Records that describe figures
--- Begin ---

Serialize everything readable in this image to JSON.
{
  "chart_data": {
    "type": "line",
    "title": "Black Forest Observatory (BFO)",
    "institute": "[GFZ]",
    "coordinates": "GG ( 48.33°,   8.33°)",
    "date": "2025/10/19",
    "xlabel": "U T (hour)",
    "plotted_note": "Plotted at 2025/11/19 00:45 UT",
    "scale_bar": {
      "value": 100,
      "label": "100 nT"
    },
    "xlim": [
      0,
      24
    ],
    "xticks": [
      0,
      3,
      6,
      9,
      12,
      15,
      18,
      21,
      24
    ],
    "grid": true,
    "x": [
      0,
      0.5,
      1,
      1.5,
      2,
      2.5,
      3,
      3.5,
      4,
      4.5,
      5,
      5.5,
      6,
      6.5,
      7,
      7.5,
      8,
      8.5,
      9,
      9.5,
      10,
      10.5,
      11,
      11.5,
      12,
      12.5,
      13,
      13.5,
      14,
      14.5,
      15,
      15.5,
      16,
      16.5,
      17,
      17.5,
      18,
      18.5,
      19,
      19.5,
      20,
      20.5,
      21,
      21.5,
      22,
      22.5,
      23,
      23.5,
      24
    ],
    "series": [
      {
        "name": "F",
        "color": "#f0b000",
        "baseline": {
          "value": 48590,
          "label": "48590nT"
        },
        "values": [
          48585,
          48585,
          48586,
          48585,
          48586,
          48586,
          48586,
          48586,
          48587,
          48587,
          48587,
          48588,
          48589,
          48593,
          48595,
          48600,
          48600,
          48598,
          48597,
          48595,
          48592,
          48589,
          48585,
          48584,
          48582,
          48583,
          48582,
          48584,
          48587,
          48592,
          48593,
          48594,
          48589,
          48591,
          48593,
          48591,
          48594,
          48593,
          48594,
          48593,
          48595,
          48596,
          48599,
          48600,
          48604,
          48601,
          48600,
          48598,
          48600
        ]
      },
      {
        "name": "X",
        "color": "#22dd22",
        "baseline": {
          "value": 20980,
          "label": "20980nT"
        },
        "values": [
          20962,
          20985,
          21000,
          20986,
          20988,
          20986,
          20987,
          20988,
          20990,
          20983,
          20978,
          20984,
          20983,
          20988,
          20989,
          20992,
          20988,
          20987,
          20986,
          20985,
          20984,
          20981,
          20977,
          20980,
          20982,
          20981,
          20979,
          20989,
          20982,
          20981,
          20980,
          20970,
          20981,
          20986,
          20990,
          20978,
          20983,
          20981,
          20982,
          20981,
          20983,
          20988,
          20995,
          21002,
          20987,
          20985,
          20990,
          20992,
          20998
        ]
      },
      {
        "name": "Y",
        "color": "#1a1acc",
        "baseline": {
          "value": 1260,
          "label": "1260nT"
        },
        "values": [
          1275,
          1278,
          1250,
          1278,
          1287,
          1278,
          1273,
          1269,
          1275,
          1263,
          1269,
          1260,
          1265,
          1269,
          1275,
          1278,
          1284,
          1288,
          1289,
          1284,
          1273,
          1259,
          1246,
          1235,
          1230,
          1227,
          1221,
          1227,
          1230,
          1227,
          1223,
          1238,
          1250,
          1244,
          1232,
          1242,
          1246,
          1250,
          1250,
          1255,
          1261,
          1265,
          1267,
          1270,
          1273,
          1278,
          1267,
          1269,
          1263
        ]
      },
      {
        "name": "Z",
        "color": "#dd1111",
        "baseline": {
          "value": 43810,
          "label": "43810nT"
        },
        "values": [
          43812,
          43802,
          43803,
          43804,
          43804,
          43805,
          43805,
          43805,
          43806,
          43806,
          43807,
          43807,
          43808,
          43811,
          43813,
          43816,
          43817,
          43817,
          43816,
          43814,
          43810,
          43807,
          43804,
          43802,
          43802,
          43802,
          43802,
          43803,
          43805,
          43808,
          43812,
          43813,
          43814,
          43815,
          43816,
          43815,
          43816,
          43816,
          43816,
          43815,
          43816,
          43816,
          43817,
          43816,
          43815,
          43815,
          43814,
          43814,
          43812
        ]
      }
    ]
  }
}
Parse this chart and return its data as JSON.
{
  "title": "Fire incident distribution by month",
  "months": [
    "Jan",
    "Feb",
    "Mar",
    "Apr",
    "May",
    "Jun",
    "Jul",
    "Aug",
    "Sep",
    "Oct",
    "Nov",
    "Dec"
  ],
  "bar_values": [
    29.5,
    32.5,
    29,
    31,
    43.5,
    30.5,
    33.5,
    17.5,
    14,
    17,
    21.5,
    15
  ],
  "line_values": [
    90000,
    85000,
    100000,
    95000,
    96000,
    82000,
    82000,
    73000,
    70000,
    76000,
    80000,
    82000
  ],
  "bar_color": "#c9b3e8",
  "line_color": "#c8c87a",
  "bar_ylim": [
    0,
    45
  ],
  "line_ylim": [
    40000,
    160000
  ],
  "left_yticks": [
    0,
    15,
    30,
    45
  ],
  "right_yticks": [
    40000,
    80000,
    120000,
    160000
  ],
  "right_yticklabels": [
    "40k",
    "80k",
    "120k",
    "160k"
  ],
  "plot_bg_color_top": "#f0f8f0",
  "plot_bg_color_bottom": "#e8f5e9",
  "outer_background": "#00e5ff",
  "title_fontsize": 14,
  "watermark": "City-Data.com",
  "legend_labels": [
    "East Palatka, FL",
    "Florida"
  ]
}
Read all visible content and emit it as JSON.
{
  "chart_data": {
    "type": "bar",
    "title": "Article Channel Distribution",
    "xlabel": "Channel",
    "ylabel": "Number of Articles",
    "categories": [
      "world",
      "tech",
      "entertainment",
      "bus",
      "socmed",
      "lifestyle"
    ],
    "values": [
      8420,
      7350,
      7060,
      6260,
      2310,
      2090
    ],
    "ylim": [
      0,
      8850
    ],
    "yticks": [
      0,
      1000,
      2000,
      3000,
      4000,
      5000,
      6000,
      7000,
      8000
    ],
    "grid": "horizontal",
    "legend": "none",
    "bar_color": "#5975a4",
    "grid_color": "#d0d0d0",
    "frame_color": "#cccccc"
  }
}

--- End ---

Exercise aim
Return, unchanged, each line from the line containing "Read all visible content and emit it as JSON." through the last line of the material.

Output
Read all visible content and emit it as JSON.
{
  "chart_data": {
    "type": "bar",
    "title": "Article Channel Distribution",
    "xlabel": "Channel",
    "ylabel": "Number of Articles",
    "categories": [
      "world",
      "tech",
      "entertainment",
      "bus",
      "socmed",
      "lifestyle"
    ],
    "values": [
      8420,
      7350,
      7060,
      6260,
      2310,
      2090
    ],
    "ylim": [
      0,
      8850
    ],
    "yticks": [
      0,
      1000,
      2000,
      3000,
      4000,
      5000,
      6000,
      7000,
      8000
    ],
    "grid": "horizontal",
    "legend": "none",
    "bar_color": "#5975a4",
    "grid_color": "#d0d0d0",
    "frame_color": "#cccccc"
  }
}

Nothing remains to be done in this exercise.